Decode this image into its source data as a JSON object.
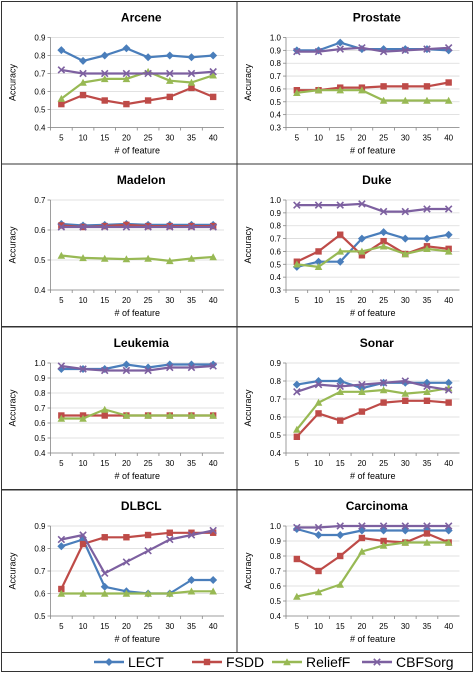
{
  "colors": {
    "LECT": "#4a7ebb",
    "FSDD": "#be4b48",
    "ReliefF": "#98b954",
    "CBFSorg": "#7d60a0",
    "border": "#333333",
    "grid": "#d9d9d9",
    "axis": "#868686"
  },
  "legend": {
    "entries": [
      "LECT",
      "FSDD",
      "ReliefF",
      "CBFSorg"
    ],
    "placement": "bottom"
  },
  "chart_data": [
    {
      "type": "line",
      "title": "Arcene",
      "xlabel": "# of feature",
      "ylabel": "Accuracy",
      "x": [
        "5",
        "10",
        "15",
        "20",
        "25",
        "30",
        "35",
        "40"
      ],
      "ylim": [
        0.4,
        0.9
      ],
      "yticks": [
        "0.4",
        "0.5",
        "0.6",
        "0.7",
        "0.8",
        "0.9"
      ],
      "grid": true,
      "series": [
        {
          "name": "LECT",
          "values": [
            0.83,
            0.77,
            0.8,
            0.84,
            0.79,
            0.8,
            0.79,
            0.8
          ]
        },
        {
          "name": "FSDD",
          "values": [
            0.53,
            0.58,
            0.55,
            0.53,
            0.55,
            0.57,
            0.62,
            0.57
          ]
        },
        {
          "name": "ReliefF",
          "values": [
            0.56,
            0.65,
            0.67,
            0.67,
            0.71,
            0.66,
            0.65,
            0.69
          ]
        },
        {
          "name": "CBFSorg",
          "values": [
            0.72,
            0.7,
            0.7,
            0.7,
            0.7,
            0.7,
            0.7,
            0.71
          ]
        }
      ]
    },
    {
      "type": "line",
      "title": "Prostate",
      "xlabel": "# of feature",
      "ylabel": "Accuracy",
      "x": [
        "5",
        "10",
        "15",
        "20",
        "25",
        "30",
        "35",
        "40"
      ],
      "ylim": [
        0.3,
        1.0
      ],
      "yticks": [
        "0.3",
        "0.4",
        "0.5",
        "0.6",
        "0.7",
        "0.8",
        "0.9",
        "1.0"
      ],
      "grid": true,
      "series": [
        {
          "name": "LECT",
          "values": [
            0.9,
            0.9,
            0.96,
            0.91,
            0.91,
            0.91,
            0.91,
            0.9
          ]
        },
        {
          "name": "FSDD",
          "values": [
            0.59,
            0.59,
            0.61,
            0.61,
            0.62,
            0.62,
            0.62,
            0.65
          ]
        },
        {
          "name": "ReliefF",
          "values": [
            0.57,
            0.59,
            0.59,
            0.59,
            0.51,
            0.51,
            0.51,
            0.51
          ]
        },
        {
          "name": "CBFSorg",
          "values": [
            0.89,
            0.89,
            0.91,
            0.92,
            0.89,
            0.9,
            0.91,
            0.92
          ]
        }
      ]
    },
    {
      "type": "line",
      "title": "Madelon",
      "xlabel": "# of feature",
      "ylabel": "Accuracy",
      "x": [
        "5",
        "10",
        "15",
        "20",
        "25",
        "30",
        "35",
        "40"
      ],
      "ylim": [
        0.4,
        0.7
      ],
      "yticks": [
        "0.4",
        "0.5",
        "0.6",
        "0.7"
      ],
      "grid": true,
      "series": [
        {
          "name": "LECT",
          "values": [
            0.62,
            0.615,
            0.617,
            0.62,
            0.617,
            0.617,
            0.617,
            0.617
          ]
        },
        {
          "name": "FSDD",
          "values": [
            0.615,
            0.61,
            0.613,
            0.617,
            0.613,
            0.613,
            0.613,
            0.613
          ]
        },
        {
          "name": "ReliefF",
          "values": [
            0.515,
            0.507,
            0.505,
            0.503,
            0.505,
            0.497,
            0.505,
            0.51
          ]
        },
        {
          "name": "CBFSorg",
          "values": [
            0.61,
            0.61,
            0.61,
            0.61,
            0.61,
            0.61,
            0.61,
            0.61
          ]
        }
      ]
    },
    {
      "type": "line",
      "title": "Duke",
      "xlabel": "# of feature",
      "ylabel": "Accuracy",
      "x": [
        "5",
        "10",
        "15",
        "20",
        "25",
        "30",
        "35",
        "40"
      ],
      "ylim": [
        0.3,
        1.0
      ],
      "yticks": [
        "0.3",
        "0.4",
        "0.5",
        "0.6",
        "0.7",
        "0.8",
        "0.9",
        "1.0"
      ],
      "grid": true,
      "series": [
        {
          "name": "LECT",
          "values": [
            0.48,
            0.52,
            0.52,
            0.7,
            0.75,
            0.7,
            0.7,
            0.73
          ]
        },
        {
          "name": "FSDD",
          "values": [
            0.52,
            0.6,
            0.73,
            0.57,
            0.68,
            0.58,
            0.64,
            0.62
          ]
        },
        {
          "name": "ReliefF",
          "values": [
            0.5,
            0.48,
            0.6,
            0.6,
            0.64,
            0.58,
            0.62,
            0.6
          ]
        },
        {
          "name": "CBFSorg",
          "values": [
            0.96,
            0.96,
            0.96,
            0.97,
            0.91,
            0.91,
            0.93,
            0.93
          ]
        }
      ]
    },
    {
      "type": "line",
      "title": "Leukemia",
      "xlabel": "# of feature",
      "ylabel": "Accuracy",
      "x": [
        "5",
        "10",
        "15",
        "20",
        "25",
        "30",
        "35",
        "40"
      ],
      "ylim": [
        0.4,
        1.0
      ],
      "yticks": [
        "0.4",
        "0.5",
        "0.6",
        "0.7",
        "0.8",
        "0.9",
        "1.0"
      ],
      "grid": true,
      "series": [
        {
          "name": "LECT",
          "values": [
            0.96,
            0.96,
            0.96,
            0.99,
            0.97,
            0.99,
            0.99,
            0.99
          ]
        },
        {
          "name": "FSDD",
          "values": [
            0.65,
            0.65,
            0.65,
            0.65,
            0.65,
            0.65,
            0.65,
            0.65
          ]
        },
        {
          "name": "ReliefF",
          "values": [
            0.63,
            0.63,
            0.69,
            0.65,
            0.65,
            0.65,
            0.65,
            0.65
          ]
        },
        {
          "name": "CBFSorg",
          "values": [
            0.98,
            0.96,
            0.95,
            0.95,
            0.95,
            0.97,
            0.97,
            0.98
          ]
        }
      ]
    },
    {
      "type": "line",
      "title": "Sonar",
      "xlabel": "# of feature",
      "ylabel": "Accuracy",
      "x": [
        "5",
        "10",
        "15",
        "20",
        "25",
        "30",
        "35",
        "40"
      ],
      "ylim": [
        0.4,
        0.9
      ],
      "yticks": [
        "0.4",
        "0.5",
        "0.6",
        "0.7",
        "0.8",
        "0.9"
      ],
      "grid": true,
      "series": [
        {
          "name": "LECT",
          "values": [
            0.78,
            0.8,
            0.8,
            0.76,
            0.79,
            0.79,
            0.79,
            0.79
          ]
        },
        {
          "name": "FSDD",
          "values": [
            0.49,
            0.62,
            0.58,
            0.63,
            0.68,
            0.69,
            0.69,
            0.68
          ]
        },
        {
          "name": "ReliefF",
          "values": [
            0.53,
            0.68,
            0.74,
            0.74,
            0.75,
            0.73,
            0.74,
            0.76
          ]
        },
        {
          "name": "CBFSorg",
          "values": [
            0.74,
            0.78,
            0.77,
            0.78,
            0.79,
            0.8,
            0.77,
            0.75
          ]
        }
      ]
    },
    {
      "type": "line",
      "title": "DLBCL",
      "xlabel": "# of feature",
      "ylabel": "Accuracy",
      "x": [
        "5",
        "10",
        "15",
        "20",
        "25",
        "30",
        "35",
        "40"
      ],
      "ylim": [
        0.5,
        0.9
      ],
      "yticks": [
        "0.5",
        "0.6",
        "0.7",
        "0.8",
        "0.9"
      ],
      "grid": true,
      "series": [
        {
          "name": "LECT",
          "values": [
            0.81,
            0.84,
            0.63,
            0.61,
            0.6,
            0.6,
            0.66,
            0.66
          ]
        },
        {
          "name": "FSDD",
          "values": [
            0.62,
            0.82,
            0.85,
            0.85,
            0.86,
            0.87,
            0.87,
            0.87
          ]
        },
        {
          "name": "ReliefF",
          "values": [
            0.6,
            0.6,
            0.6,
            0.6,
            0.6,
            0.6,
            0.61,
            0.61
          ]
        },
        {
          "name": "CBFSorg",
          "values": [
            0.84,
            0.86,
            0.69,
            0.74,
            0.79,
            0.84,
            0.86,
            0.88
          ]
        }
      ]
    },
    {
      "type": "line",
      "title": "Carcinoma",
      "xlabel": "# of feature",
      "ylabel": "Accuracy",
      "x": [
        "5",
        "10",
        "15",
        "20",
        "25",
        "30",
        "35",
        "40"
      ],
      "ylim": [
        0.4,
        1.0
      ],
      "yticks": [
        "0.4",
        "0.5",
        "0.6",
        "0.7",
        "0.8",
        "0.9",
        "1.0"
      ],
      "grid": true,
      "series": [
        {
          "name": "LECT",
          "values": [
            0.98,
            0.94,
            0.94,
            0.97,
            0.97,
            0.97,
            0.97,
            0.97
          ]
        },
        {
          "name": "FSDD",
          "values": [
            0.78,
            0.7,
            0.8,
            0.92,
            0.9,
            0.89,
            0.95,
            0.89
          ]
        },
        {
          "name": "ReliefF",
          "values": [
            0.53,
            0.56,
            0.61,
            0.83,
            0.87,
            0.89,
            0.89,
            0.89
          ]
        },
        {
          "name": "CBFSorg",
          "values": [
            0.99,
            0.99,
            1.0,
            1.0,
            1.0,
            1.0,
            1.0,
            1.0
          ]
        }
      ]
    }
  ]
}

**What the task asks**:
Determine how many lines include the string "title". Give no answer but the number.

**Answer to this task**:
8